### DATA FOR THE TASK
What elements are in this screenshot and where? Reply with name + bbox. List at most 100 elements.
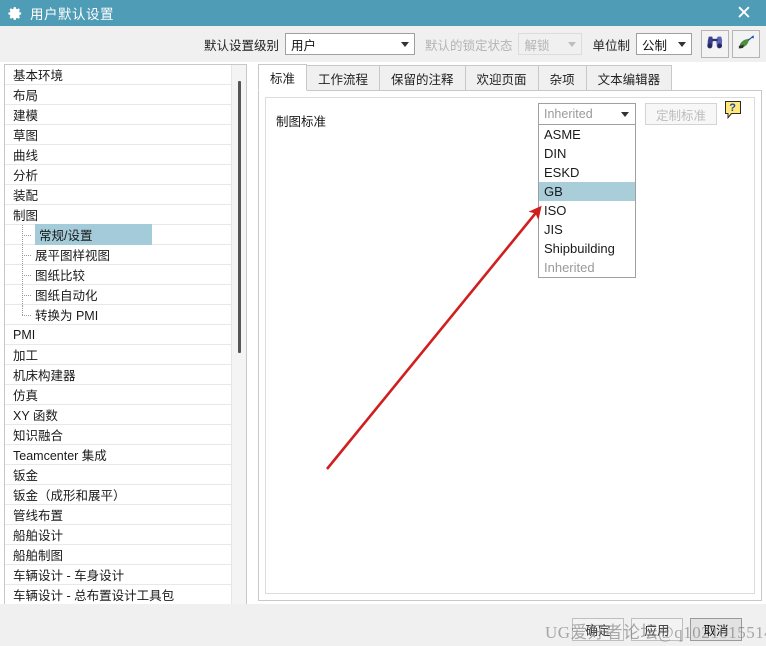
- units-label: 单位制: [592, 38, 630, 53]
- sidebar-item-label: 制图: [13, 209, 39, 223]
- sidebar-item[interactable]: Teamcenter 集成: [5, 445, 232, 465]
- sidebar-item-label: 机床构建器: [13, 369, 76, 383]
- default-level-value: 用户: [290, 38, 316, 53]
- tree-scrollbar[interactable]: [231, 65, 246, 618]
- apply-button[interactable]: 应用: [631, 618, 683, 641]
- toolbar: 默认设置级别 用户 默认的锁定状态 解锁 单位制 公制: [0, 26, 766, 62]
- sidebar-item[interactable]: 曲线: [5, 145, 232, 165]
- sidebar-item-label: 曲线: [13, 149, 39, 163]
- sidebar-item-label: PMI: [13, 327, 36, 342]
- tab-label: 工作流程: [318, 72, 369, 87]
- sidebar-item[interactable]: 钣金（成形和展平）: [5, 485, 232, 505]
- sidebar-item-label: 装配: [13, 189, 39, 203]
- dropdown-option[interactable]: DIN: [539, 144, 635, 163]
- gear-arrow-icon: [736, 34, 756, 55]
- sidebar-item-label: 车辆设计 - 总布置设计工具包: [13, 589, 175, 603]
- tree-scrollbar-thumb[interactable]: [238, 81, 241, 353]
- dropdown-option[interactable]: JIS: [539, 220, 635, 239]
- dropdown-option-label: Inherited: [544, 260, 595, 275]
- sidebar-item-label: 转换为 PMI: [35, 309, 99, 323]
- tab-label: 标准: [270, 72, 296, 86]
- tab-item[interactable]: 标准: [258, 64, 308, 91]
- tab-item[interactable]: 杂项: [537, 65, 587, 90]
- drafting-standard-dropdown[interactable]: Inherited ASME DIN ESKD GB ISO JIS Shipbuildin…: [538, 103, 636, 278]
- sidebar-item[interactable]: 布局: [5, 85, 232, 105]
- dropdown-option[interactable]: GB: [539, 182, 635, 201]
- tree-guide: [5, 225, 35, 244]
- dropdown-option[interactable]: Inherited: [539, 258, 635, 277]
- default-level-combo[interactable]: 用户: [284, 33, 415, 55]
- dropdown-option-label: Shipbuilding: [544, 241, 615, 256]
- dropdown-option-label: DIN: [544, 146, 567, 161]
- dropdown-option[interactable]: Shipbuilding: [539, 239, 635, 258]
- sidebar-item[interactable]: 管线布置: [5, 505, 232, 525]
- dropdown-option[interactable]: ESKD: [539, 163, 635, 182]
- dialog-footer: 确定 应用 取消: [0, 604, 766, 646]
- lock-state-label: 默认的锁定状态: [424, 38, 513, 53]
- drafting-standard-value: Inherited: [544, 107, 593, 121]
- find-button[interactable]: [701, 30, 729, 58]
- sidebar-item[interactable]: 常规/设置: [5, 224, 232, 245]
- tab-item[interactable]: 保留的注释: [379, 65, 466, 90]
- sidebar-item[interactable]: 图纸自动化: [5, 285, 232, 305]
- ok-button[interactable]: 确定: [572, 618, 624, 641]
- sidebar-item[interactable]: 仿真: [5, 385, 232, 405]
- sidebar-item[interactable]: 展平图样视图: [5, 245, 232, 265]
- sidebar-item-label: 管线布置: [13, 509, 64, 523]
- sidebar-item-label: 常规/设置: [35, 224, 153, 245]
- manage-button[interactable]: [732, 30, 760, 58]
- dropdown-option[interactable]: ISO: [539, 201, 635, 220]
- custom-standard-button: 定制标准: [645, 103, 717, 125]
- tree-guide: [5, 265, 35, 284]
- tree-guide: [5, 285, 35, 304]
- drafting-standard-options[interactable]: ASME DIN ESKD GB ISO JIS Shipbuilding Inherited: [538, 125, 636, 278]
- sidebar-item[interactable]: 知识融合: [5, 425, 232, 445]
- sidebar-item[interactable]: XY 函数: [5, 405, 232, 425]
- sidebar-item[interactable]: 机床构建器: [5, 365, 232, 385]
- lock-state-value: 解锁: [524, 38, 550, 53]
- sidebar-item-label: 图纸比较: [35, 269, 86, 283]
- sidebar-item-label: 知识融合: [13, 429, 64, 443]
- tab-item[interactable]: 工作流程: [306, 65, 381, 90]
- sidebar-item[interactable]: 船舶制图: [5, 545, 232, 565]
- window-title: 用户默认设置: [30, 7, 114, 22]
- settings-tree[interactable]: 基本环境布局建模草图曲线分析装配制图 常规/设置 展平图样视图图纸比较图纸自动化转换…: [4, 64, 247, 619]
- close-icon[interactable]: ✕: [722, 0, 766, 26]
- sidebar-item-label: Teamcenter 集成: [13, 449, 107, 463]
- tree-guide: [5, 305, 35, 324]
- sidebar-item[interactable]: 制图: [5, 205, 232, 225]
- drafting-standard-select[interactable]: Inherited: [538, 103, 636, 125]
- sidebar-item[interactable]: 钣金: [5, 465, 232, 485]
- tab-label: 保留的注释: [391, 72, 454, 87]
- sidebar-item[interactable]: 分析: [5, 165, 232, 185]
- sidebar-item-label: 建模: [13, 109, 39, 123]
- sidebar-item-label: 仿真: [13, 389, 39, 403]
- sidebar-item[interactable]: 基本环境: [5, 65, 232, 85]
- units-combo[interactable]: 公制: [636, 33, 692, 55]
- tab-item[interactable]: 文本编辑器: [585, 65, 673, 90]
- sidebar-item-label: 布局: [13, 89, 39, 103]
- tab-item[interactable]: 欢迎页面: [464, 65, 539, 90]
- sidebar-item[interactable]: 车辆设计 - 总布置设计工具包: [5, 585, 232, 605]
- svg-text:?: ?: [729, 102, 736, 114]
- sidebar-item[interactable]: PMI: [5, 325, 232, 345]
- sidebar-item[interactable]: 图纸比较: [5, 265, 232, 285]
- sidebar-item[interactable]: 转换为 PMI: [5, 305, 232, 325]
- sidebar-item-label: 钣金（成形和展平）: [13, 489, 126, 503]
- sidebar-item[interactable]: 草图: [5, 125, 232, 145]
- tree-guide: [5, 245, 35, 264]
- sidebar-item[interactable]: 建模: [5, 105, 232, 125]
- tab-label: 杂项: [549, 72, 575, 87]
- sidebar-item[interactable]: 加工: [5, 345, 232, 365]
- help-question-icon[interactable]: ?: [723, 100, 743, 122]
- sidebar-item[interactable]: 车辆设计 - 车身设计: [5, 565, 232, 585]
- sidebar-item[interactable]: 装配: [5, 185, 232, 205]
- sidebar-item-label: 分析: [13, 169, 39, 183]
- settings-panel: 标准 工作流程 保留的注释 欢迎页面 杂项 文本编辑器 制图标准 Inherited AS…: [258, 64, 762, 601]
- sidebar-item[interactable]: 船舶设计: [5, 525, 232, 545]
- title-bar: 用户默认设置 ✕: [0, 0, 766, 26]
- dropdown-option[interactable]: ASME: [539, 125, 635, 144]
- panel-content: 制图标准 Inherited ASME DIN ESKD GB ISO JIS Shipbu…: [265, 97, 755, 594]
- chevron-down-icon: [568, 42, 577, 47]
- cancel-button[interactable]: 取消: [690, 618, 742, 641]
--
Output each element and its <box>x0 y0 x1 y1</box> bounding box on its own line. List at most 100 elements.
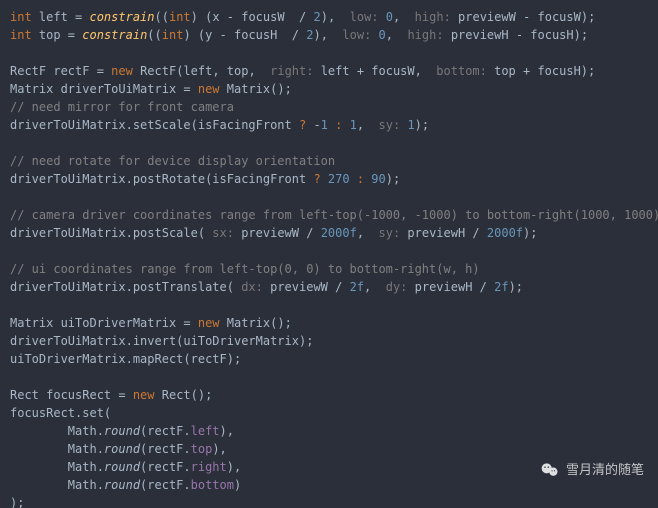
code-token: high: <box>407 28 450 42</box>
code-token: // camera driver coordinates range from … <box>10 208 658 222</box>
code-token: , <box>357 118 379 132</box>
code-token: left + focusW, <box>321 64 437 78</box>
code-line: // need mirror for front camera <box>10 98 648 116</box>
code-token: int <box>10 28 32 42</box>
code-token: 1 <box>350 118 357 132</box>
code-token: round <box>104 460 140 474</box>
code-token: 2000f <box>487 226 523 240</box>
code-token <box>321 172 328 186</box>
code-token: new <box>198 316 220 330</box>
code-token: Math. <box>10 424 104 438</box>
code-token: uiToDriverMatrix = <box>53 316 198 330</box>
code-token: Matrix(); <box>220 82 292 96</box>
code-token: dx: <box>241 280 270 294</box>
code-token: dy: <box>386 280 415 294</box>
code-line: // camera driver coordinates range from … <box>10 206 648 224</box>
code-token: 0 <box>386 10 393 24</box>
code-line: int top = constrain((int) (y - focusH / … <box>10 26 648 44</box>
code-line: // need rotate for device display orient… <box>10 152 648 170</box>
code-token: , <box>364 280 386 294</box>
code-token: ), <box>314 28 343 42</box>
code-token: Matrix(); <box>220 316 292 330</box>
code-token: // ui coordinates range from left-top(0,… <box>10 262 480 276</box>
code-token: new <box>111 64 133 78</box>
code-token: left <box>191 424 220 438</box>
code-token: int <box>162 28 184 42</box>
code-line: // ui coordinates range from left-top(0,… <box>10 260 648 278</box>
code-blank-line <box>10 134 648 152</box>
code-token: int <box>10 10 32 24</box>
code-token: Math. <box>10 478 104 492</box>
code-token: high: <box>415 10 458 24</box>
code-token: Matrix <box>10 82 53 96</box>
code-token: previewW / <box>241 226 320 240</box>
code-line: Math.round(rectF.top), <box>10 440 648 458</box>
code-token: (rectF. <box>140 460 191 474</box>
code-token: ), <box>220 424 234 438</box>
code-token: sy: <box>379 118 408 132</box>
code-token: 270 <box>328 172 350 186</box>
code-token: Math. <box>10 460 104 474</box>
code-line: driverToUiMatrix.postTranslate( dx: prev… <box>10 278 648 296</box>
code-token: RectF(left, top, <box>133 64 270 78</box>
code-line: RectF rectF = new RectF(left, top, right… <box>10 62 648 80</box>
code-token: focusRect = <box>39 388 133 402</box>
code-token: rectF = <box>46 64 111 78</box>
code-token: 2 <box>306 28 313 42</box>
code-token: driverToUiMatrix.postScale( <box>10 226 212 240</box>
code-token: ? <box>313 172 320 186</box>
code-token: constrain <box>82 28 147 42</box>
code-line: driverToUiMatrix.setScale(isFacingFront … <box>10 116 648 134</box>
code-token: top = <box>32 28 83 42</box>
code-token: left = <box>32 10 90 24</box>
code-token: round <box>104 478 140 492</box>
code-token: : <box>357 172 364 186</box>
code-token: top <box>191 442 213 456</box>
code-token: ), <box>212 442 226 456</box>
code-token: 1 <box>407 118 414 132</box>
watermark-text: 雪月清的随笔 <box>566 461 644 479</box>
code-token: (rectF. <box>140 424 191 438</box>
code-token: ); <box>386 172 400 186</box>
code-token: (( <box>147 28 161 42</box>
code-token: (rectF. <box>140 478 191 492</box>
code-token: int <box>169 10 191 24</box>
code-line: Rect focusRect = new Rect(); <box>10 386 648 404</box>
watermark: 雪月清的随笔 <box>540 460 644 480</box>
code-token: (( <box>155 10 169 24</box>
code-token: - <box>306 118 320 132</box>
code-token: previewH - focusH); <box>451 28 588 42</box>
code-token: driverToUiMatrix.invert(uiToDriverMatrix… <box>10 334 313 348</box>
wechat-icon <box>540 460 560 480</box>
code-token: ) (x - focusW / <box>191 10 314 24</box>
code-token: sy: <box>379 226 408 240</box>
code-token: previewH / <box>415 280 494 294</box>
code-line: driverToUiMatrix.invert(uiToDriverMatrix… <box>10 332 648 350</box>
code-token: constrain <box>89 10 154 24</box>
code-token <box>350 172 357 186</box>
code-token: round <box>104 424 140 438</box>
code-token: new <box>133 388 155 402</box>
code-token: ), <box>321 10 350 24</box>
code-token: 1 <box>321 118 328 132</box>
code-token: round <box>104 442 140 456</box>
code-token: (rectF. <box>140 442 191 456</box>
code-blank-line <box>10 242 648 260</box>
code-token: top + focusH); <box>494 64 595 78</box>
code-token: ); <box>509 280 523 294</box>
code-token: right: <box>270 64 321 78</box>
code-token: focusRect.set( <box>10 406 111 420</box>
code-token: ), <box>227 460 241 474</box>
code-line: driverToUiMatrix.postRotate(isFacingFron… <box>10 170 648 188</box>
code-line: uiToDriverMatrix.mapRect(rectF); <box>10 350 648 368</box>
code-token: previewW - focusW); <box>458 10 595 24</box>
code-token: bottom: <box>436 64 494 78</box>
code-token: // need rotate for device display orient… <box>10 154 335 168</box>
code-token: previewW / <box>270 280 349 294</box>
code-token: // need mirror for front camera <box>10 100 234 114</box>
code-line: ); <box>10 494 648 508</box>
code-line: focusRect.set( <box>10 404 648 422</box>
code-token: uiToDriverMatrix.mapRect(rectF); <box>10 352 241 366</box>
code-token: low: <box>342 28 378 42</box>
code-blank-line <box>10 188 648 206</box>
--
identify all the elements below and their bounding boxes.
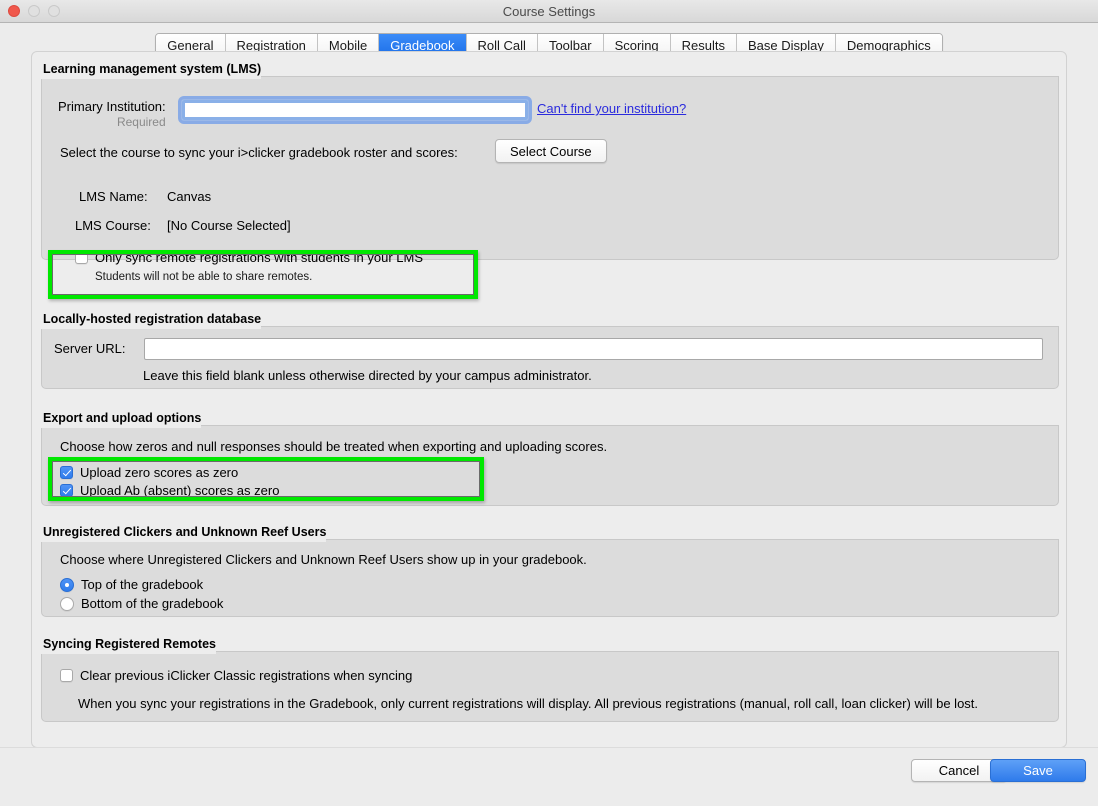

### WHAT IS NEEDED
Put the rows above, from the line containing "Output each element" through the line containing "code-token: uiToDriverMatrix = <box>53", both included, into a JSON list of strings with one string per line, leaving out blank lines and the pictures.

### ANSWER FOR THIS EXERCISE
[
  "Output each element and its <box>x0 y0 x1 y1</box> bounding box on its own line. List at most 100 elements.",
  "code-token: high: <box>407 28 450 42</box>",
  "code-token: // camera driver coordinates range from … <box>10 208 658 222</box>",
  "code-token: , <box>357 118 379 132</box>",
  "code-token: left + focusW, <box>321 64 437 78</box>",
  "code-line: // need mirror for front camera <box>10 98 648 116</box>",
  "code-token: int <box>10 28 32 42</box>",
  "code-token: 1 <box>350 118 357 132</box>",
  "code-token: round <box>104 460 140 474</box>",
  "code-token: 2000f <box>487 226 523 240</box>",
  "code-token <box>321 172 328 186</box>",
  "code-token: new <box>198 316 220 330</box>",
  "code-token: Math. <box>10 424 104 438</box>",
  "code-token: uiToDriverMatrix = <box>53 316 198 330</box>"
]